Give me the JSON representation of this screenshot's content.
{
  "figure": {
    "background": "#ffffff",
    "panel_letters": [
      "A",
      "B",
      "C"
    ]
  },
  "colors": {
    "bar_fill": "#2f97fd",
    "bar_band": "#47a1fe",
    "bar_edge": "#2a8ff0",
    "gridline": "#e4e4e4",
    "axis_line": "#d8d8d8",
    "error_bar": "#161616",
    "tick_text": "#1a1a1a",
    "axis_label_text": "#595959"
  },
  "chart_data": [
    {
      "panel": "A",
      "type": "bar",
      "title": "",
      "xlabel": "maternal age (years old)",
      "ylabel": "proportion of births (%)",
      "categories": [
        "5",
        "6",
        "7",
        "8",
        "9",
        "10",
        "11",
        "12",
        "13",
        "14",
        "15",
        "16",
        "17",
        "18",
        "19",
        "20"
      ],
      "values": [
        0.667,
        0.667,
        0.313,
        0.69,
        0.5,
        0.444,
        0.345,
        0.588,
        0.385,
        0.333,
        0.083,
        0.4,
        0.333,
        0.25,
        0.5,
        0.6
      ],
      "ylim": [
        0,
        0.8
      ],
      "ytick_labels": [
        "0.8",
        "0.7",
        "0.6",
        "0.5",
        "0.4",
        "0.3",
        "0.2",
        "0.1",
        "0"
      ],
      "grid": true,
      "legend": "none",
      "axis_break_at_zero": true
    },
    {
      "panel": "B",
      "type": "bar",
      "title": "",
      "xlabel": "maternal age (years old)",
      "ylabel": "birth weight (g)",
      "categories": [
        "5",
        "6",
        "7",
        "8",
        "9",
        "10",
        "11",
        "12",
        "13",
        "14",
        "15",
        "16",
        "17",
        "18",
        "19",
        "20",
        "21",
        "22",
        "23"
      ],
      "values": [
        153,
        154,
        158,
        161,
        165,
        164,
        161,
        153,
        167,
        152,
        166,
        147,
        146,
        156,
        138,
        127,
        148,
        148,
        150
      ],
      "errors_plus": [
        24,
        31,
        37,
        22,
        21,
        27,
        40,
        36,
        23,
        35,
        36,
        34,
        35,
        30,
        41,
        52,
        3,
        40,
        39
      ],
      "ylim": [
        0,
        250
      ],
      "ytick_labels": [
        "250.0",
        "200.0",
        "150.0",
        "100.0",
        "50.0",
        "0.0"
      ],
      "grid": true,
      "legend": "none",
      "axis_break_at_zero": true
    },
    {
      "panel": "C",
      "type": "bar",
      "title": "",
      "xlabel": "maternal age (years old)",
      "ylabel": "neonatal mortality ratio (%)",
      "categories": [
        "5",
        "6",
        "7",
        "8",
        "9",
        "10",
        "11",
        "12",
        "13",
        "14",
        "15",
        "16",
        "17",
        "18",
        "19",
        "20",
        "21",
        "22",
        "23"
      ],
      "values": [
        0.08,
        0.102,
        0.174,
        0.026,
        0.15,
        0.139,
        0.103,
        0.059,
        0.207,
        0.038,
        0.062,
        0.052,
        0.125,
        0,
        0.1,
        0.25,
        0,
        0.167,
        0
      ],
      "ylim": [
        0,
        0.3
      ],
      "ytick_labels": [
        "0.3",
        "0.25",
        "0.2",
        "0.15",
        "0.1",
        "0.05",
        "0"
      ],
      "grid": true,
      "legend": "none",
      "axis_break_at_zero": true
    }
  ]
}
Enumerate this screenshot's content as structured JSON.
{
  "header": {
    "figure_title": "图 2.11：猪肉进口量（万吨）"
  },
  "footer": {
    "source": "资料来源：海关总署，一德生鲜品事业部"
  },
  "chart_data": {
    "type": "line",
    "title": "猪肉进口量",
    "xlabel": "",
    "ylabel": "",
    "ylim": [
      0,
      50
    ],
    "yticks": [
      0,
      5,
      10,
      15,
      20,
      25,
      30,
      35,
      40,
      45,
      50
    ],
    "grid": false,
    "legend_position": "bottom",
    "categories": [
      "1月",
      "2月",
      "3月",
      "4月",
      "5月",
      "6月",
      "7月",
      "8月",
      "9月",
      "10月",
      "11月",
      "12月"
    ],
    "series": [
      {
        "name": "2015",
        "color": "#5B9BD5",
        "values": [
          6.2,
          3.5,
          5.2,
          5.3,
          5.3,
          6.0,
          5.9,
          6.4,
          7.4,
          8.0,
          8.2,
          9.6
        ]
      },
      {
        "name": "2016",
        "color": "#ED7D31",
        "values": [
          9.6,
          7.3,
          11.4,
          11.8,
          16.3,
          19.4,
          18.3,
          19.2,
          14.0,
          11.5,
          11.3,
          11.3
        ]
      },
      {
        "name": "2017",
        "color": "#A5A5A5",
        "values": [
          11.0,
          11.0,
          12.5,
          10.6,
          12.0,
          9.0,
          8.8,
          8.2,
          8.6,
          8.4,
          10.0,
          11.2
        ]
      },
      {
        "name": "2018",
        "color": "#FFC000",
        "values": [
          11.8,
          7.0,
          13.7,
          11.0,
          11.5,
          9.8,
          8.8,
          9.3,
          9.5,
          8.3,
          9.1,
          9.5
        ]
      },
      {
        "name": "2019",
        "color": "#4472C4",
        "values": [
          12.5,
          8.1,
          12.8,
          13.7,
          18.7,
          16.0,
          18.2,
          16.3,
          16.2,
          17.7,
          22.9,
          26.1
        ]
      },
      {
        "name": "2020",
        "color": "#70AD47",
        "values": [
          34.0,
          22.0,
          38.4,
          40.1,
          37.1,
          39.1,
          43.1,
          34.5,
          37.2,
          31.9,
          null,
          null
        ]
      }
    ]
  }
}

* * * * * * * * *

▶ THE EXERCISE: Print the listing above in full, exactly as it is.

▶ ANSWER TO THIS TASK:
Give me the JSON representation of this screenshot's content.
{
  "figure": {
    "background": "#ffffff",
    "panel_letters": [
      "A",
      "B",
      "C"
    ]
  },
  "colors": {
    "bar_fill": "#2f97fd",
    "bar_band": "#47a1fe",
    "bar_edge": "#2a8ff0",
    "gridline": "#e4e4e4",
    "axis_line": "#d8d8d8",
    "error_bar": "#161616",
    "tick_text": "#1a1a1a",
    "axis_label_text": "#595959"
  },
  "chart_data": [
    {
      "panel": "A",
      "type": "bar",
      "title": "",
      "xlabel": "maternal age (years old)",
      "ylabel": "proportion of births (%)",
      "categories": [
        "5",
        "6",
        "7",
        "8",
        "9",
        "10",
        "11",
        "12",
        "13",
        "14",
        "15",
        "16",
        "17",
        "18",
        "19",
        "20"
      ],
      "values": [
        0.667,
        0.667,
        0.313,
        0.69,
        0.5,
        0.444,
        0.345,
        0.588,
        0.385,
        0.333,
        0.083,
        0.4,
        0.333,
        0.25,
        0.5,
        0.6
      ],
      "ylim": [
        0,
        0.8
      ],
      "ytick_labels": [
        "0.8",
        "0.7",
        "0.6",
        "0.5",
        "0.4",
        "0.3",
        "0.2",
        "0.1",
        "0"
      ],
      "grid": true,
      "legend": "none",
      "axis_break_at_zero": true
    },
    {
      "panel": "B",
      "type": "bar",
      "title": "",
      "xlabel": "maternal age (years old)",
      "ylabel": "birth weight (g)",
      "categories": [
        "5",
        "6",
        "7",
        "8",
        "9",
        "10",
        "11",
        "12",
        "13",
        "14",
        "15",
        "16",
        "17",
        "18",
        "19",
        "20",
        "21",
        "22",
        "23"
      ],
      "values": [
        153,
        154,
        158,
        161,
        165,
        164,
        161,
        153,
        167,
        152,
        166,
        147,
        146,
        156,
        138,
        127,
        148,
        148,
        150
      ],
      "errors_plus": [
        24,
        31,
        37,
        22,
        21,
        27,
        40,
        36,
        23,
        35,
        36,
        34,
        35,
        30,
        41,
        52,
        3,
        40,
        39
      ],
      "ylim": [
        0,
        250
      ],
      "ytick_labels": [
        "250.0",
        "200.0",
        "150.0",
        "100.0",
        "50.0",
        "0.0"
      ],
      "grid": true,
      "legend": "none",
      "axis_break_at_zero": true
    },
    {
      "panel": "C",
      "type": "bar",
      "title": "",
      "xlabel": "maternal age (years old)",
      "ylabel": "neonatal mortality ratio (%)",
      "categories": [
        "5",
        "6",
        "7",
        "8",
        "9",
        "10",
        "11",
        "12",
        "13",
        "14",
        "15",
        "16",
        "17",
        "18",
        "19",
        "20",
        "21",
        "22",
        "23"
      ],
      "values": [
        0.08,
        0.102,
        0.174,
        0.026,
        0.15,
        0.139,
        0.103,
        0.059,
        0.207,
        0.038,
        0.062,
        0.052,
        0.125,
        0,
        0.1,
        0.25,
        0,
        0.167,
        0
      ],
      "ylim": [
        0,
        0.3
      ],
      "ytick_labels": [
        "0.3",
        "0.25",
        "0.2",
        "0.15",
        "0.1",
        "0.05",
        "0"
      ],
      "grid": true,
      "legend": "none",
      "axis_break_at_zero": true
    }
  ]
}
Enumerate this screenshot's content as structured JSON.
{
  "header": {
    "figure_title": "图 2.11：猪肉进口量（万吨）"
  },
  "footer": {
    "source": "资料来源：海关总署，一德生鲜品事业部"
  },
  "chart_data": {
    "type": "line",
    "title": "猪肉进口量",
    "xlabel": "",
    "ylabel": "",
    "ylim": [
      0,
      50
    ],
    "yticks": [
      0,
      5,
      10,
      15,
      20,
      25,
      30,
      35,
      40,
      45,
      50
    ],
    "grid": false,
    "legend_position": "bottom",
    "categories": [
      "1月",
      "2月",
      "3月",
      "4月",
      "5月",
      "6月",
      "7月",
      "8月",
      "9月",
      "10月",
      "11月",
      "12月"
    ],
    "series": [
      {
        "name": "2015",
        "color": "#5B9BD5",
        "values": [
          6.2,
          3.5,
          5.2,
          5.3,
          5.3,
          6.0,
          5.9,
          6.4,
          7.4,
          8.0,
          8.2,
          9.6
        ]
      },
      {
        "name": "2016",
        "color": "#ED7D31",
        "values": [
          9.6,
          7.3,
          11.4,
          11.8,
          16.3,
          19.4,
          18.3,
          19.2,
          14.0,
          11.5,
          11.3,
          11.3
        ]
      },
      {
        "name": "2017",
        "color": "#A5A5A5",
        "values": [
          11.0,
          11.0,
          12.5,
          10.6,
          12.0,
          9.0,
          8.8,
          8.2,
          8.6,
          8.4,
          10.0,
          11.2
        ]
      },
      {
        "name": "2018",
        "color": "#FFC000",
        "values": [
          11.8,
          7.0,
          13.7,
          11.0,
          11.5,
          9.8,
          8.8,
          9.3,
          9.5,
          8.3,
          9.1,
          9.5
        ]
      },
      {
        "name": "2019",
        "color": "#4472C4",
        "values": [
          12.5,
          8.1,
          12.8,
          13.7,
          18.7,
          16.0,
          18.2,
          16.3,
          16.2,
          17.7,
          22.9,
          26.1
        ]
      },
      {
        "name": "2020",
        "color": "#70AD47",
        "values": [
          34.0,
          22.0,
          38.4,
          40.1,
          37.1,
          39.1,
          43.1,
          34.5,
          37.2,
          31.9,
          null,
          null
        ]
      }
    ]
  }
}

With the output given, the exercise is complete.